[Data records]
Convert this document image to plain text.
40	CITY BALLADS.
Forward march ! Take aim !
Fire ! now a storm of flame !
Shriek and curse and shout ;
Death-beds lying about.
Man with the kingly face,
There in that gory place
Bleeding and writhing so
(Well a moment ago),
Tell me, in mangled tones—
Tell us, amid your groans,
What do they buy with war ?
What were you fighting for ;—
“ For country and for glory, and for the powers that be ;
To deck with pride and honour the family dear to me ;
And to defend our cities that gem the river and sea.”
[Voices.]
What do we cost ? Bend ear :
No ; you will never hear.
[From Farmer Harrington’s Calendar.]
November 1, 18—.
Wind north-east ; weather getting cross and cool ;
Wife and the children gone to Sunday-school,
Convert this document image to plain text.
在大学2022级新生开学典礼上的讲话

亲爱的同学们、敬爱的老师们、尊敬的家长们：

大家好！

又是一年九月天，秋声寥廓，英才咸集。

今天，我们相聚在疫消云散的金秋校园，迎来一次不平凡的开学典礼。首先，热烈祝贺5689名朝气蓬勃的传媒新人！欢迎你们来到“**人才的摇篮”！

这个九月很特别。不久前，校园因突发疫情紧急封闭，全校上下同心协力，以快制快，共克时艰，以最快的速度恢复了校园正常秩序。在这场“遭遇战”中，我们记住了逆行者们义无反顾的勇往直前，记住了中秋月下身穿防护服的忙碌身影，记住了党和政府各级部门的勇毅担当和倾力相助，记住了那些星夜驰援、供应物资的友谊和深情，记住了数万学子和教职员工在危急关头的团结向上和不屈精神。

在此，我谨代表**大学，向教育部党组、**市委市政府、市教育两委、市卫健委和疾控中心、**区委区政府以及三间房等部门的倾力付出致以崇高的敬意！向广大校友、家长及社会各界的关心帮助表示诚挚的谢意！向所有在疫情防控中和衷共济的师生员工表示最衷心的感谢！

> _Given problem_:
The entries above must be returned exactly.

> _Exercise output_:
Convert this document image to plain text.
40	CITY BALLADS.
Forward march ! Take aim !
Fire ! now a storm of flame !
Shriek and curse and shout ;
Death-beds lying about.
Man with the kingly face,
There in that gory place
Bleeding and writhing so
(Well a moment ago),
Tell me, in mangled tones—
Tell us, amid your groans,
What do they buy with war ?
What were you fighting for ;—
“ For country and for glory, and for the powers that be ;
To deck with pride and honour the family dear to me ;
And to defend our cities that gem the river and sea.”
[Voices.]
What do we cost ? Bend ear :
No ; you will never hear.
[From Farmer Harrington’s Calendar.]
November 1, 18—.
Wind north-east ; weather getting cross and cool ;
Wife and the children gone to Sunday-school,
Convert this document image to plain text.
在大学2022级新生开学典礼上的讲话

亲爱的同学们、敬爱的老师们、尊敬的家长们：

大家好！

又是一年九月天，秋声寥廓，英才咸集。

今天，我们相聚在疫消云散的金秋校园，迎来一次不平凡的开学典礼。首先，热烈祝贺5689名朝气蓬勃的传媒新人！欢迎你们来到“**人才的摇篮”！

这个九月很特别。不久前，校园因突发疫情紧急封闭，全校上下同心协力，以快制快，共克时艰，以最快的速度恢复了校园正常秩序。在这场“遭遇战”中，我们记住了逆行者们义无反顾的勇往直前，记住了中秋月下身穿防护服的忙碌身影，记住了党和政府各级部门的勇毅担当和倾力相助，记住了那些星夜驰援、供应物资的友谊和深情，记住了数万学子和教职员工在危急关头的团结向上和不屈精神。

在此，我谨代表**大学，向教育部党组、**市委市政府、市教育两委、市卫健委和疾控中心、**区委区政府以及三间房等部门的倾力付出致以崇高的敬意！向广大校友、家长及社会各界的关心帮助表示诚挚的谢意！向所有在疫情防控中和衷共济的师生员工表示最衷心的感谢！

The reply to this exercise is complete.